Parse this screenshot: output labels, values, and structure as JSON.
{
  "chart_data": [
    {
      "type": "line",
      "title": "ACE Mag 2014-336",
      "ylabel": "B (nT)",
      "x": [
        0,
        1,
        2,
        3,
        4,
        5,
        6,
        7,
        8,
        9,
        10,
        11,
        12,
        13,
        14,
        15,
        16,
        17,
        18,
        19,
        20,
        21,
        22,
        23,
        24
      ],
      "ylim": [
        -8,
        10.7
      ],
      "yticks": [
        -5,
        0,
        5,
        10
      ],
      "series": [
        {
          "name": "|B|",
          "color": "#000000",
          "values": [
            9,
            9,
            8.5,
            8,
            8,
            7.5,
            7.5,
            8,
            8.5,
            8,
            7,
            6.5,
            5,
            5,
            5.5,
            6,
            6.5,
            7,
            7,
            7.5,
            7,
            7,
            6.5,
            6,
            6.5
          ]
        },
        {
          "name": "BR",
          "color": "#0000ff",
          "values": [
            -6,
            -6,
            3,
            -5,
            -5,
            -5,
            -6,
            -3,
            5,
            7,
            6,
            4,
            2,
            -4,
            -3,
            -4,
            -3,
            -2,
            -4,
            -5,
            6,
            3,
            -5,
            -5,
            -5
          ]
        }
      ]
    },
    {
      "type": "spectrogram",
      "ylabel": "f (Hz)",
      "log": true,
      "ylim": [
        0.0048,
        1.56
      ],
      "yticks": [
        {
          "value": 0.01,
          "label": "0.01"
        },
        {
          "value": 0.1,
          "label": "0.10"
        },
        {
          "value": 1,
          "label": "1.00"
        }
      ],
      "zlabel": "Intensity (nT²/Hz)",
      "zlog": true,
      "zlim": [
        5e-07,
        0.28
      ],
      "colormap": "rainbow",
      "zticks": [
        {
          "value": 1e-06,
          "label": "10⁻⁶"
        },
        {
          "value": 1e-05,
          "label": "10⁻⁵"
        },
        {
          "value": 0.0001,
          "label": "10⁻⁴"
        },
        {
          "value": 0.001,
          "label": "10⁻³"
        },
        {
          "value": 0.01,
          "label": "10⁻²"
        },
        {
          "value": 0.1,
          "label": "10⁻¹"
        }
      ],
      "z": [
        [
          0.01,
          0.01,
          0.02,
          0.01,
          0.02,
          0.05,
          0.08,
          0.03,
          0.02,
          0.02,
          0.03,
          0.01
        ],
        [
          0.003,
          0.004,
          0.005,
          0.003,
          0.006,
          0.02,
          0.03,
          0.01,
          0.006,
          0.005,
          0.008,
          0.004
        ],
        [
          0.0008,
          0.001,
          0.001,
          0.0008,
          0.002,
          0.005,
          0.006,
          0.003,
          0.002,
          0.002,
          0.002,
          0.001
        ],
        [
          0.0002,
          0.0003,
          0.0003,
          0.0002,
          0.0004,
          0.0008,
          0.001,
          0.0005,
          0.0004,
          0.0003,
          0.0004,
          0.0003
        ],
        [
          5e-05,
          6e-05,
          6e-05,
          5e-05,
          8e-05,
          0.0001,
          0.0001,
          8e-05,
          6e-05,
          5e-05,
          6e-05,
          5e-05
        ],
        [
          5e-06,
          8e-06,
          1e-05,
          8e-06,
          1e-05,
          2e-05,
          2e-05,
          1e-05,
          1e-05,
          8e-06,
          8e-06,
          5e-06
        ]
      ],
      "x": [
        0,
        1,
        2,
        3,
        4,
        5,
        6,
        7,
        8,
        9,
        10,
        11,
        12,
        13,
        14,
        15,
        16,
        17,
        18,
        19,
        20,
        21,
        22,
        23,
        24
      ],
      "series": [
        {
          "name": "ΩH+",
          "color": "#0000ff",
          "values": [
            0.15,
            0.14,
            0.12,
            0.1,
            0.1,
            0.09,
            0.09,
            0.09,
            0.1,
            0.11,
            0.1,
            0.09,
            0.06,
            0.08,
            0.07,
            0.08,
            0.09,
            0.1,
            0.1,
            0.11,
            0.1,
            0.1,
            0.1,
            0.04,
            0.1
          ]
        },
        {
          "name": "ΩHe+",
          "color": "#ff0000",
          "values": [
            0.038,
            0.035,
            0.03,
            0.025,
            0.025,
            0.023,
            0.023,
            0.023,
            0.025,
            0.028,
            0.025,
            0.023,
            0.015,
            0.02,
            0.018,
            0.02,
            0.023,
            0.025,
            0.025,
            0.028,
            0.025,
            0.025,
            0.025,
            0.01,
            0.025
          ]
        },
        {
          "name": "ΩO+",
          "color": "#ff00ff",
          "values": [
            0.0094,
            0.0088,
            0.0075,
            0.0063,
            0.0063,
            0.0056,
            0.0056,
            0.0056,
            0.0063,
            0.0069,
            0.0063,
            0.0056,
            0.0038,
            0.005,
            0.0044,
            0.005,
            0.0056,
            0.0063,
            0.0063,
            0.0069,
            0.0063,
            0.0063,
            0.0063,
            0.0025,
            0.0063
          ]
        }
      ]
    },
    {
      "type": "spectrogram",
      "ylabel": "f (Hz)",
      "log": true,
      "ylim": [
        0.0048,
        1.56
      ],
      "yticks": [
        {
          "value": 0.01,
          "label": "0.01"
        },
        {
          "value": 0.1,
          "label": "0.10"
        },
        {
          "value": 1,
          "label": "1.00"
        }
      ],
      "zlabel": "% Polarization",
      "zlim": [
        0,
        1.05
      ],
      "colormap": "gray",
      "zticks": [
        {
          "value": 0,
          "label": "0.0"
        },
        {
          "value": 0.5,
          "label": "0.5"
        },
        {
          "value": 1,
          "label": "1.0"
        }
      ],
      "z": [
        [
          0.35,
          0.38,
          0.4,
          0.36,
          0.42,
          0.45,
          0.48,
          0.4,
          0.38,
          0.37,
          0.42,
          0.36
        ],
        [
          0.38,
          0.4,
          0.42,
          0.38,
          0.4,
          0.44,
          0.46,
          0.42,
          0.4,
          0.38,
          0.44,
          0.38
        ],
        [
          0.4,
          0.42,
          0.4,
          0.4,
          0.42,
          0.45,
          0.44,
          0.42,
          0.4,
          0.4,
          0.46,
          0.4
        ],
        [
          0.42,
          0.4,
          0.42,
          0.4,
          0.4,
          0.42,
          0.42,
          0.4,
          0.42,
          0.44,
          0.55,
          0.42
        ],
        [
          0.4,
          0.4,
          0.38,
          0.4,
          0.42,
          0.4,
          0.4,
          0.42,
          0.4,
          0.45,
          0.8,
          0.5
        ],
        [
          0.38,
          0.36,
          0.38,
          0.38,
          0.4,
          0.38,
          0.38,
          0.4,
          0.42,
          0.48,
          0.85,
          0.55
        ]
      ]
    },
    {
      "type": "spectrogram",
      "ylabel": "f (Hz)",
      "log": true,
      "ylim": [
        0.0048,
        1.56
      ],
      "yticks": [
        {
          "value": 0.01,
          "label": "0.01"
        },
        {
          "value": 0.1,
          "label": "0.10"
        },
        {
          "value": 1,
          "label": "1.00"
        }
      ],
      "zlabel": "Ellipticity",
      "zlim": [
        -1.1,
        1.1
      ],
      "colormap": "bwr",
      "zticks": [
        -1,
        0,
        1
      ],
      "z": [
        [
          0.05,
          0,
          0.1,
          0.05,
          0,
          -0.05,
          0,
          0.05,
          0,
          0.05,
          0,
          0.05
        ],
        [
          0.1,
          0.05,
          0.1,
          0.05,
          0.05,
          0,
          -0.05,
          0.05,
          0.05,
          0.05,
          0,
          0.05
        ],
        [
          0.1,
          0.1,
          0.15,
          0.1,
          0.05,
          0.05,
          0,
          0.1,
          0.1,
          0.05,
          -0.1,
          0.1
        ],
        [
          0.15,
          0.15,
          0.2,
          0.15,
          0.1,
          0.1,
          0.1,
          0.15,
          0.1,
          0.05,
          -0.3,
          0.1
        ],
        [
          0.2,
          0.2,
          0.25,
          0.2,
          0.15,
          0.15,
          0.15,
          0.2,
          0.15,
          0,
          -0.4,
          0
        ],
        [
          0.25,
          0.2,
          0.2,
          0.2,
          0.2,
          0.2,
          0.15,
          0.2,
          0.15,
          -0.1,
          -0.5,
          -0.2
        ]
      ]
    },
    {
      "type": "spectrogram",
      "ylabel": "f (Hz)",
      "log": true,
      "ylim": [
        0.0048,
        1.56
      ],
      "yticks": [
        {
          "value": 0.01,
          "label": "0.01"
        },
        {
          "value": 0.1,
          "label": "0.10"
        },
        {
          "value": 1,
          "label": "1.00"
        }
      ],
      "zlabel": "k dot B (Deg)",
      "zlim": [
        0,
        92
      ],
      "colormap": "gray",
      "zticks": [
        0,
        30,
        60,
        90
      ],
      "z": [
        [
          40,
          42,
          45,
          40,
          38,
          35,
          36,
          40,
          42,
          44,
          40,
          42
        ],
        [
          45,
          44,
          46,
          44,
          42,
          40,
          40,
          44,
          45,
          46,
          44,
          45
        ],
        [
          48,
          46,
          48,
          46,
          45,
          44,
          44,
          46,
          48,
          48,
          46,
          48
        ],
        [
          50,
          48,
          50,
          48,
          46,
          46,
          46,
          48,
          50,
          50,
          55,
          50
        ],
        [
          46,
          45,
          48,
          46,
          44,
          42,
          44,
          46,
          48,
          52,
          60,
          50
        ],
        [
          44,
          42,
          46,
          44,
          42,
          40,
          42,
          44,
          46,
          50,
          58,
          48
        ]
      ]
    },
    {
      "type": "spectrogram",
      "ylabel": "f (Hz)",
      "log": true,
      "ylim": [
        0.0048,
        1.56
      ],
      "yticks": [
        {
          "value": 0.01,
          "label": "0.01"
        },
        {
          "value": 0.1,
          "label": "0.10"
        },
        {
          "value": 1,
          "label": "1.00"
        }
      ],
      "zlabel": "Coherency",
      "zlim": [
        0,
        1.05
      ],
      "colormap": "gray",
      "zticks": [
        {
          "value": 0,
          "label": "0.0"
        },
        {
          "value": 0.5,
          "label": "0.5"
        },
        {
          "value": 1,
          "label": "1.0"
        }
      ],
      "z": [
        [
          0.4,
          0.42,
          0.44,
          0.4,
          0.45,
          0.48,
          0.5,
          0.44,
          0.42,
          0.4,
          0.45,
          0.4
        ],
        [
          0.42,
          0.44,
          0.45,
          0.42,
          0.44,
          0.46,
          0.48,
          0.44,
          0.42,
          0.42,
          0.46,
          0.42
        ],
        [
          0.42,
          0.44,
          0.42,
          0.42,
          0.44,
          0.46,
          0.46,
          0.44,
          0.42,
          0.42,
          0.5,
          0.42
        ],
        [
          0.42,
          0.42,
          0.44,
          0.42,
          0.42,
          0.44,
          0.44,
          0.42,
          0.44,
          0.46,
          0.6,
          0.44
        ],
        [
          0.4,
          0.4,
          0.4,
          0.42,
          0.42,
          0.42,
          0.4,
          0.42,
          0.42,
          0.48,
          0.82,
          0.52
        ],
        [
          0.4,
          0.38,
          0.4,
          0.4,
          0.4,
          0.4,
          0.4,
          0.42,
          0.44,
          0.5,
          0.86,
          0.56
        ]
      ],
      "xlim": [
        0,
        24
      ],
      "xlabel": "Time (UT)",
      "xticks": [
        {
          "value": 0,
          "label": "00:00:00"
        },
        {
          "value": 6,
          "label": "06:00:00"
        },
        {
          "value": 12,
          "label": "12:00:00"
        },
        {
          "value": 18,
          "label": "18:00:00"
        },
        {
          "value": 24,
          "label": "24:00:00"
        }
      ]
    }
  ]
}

^^^^

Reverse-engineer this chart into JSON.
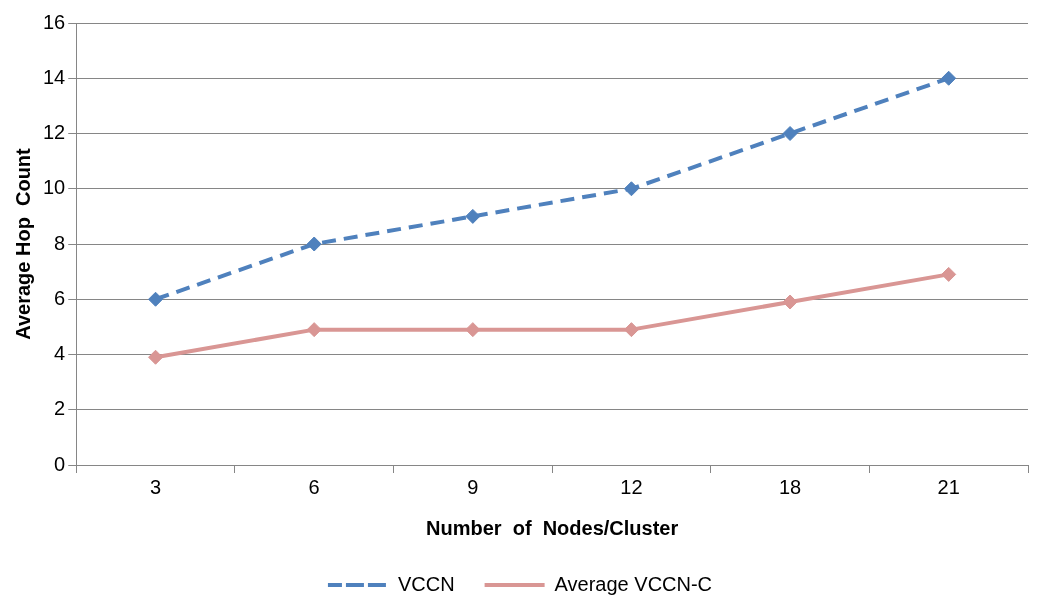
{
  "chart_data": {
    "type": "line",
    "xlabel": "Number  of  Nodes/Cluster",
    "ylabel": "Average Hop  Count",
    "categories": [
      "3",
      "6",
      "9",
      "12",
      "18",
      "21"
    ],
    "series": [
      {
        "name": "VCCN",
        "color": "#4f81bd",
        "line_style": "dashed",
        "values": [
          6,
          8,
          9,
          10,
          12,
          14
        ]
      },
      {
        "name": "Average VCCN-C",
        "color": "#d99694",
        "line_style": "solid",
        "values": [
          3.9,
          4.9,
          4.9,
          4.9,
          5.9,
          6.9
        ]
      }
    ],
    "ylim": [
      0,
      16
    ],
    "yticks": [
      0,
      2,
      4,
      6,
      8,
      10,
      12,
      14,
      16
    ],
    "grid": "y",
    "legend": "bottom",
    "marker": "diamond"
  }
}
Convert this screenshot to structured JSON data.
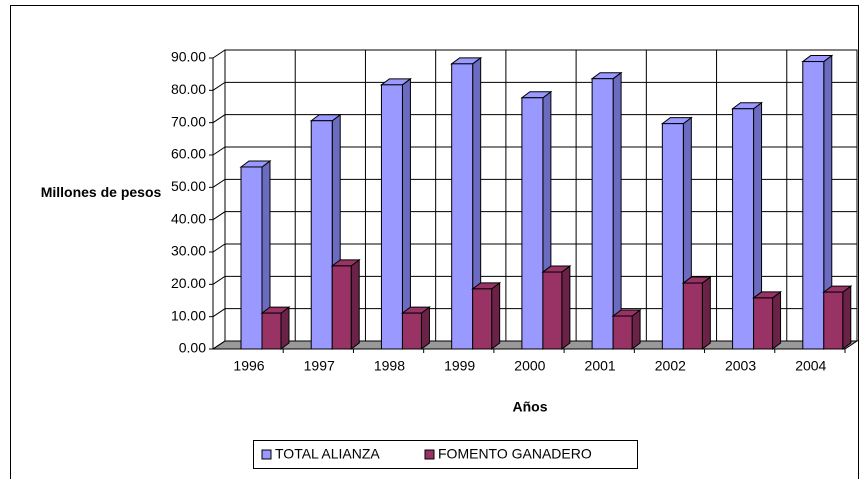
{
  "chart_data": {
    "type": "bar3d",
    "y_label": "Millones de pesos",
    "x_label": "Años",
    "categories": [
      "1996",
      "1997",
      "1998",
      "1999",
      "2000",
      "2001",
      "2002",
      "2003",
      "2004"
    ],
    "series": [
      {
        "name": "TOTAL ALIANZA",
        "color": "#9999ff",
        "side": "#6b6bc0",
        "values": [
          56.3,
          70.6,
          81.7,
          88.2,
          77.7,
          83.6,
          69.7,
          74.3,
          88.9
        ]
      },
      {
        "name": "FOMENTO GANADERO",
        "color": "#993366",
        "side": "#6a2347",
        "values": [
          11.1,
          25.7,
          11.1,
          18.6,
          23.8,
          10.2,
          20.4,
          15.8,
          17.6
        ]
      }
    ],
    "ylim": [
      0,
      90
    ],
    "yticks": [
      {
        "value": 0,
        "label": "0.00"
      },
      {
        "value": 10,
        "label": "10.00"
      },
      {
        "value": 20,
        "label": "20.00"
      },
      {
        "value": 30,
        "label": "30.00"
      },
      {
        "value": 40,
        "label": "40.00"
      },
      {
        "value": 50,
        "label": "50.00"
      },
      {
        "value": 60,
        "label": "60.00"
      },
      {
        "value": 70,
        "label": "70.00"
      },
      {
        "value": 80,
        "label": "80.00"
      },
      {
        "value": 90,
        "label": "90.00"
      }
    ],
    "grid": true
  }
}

^^^^

◆ **TO DO**: Copy out every line of the material above that mentions the word "zlabel".

◆ **FULL SOLUTION**:
      "zlabel": "Intensity (nT²/Hz)",
      "zlabel": "% Polarization",
      "zlabel": "Ellipticity",
      "zlabel": "k dot B (Deg)",
      "zlabel": "Coherency",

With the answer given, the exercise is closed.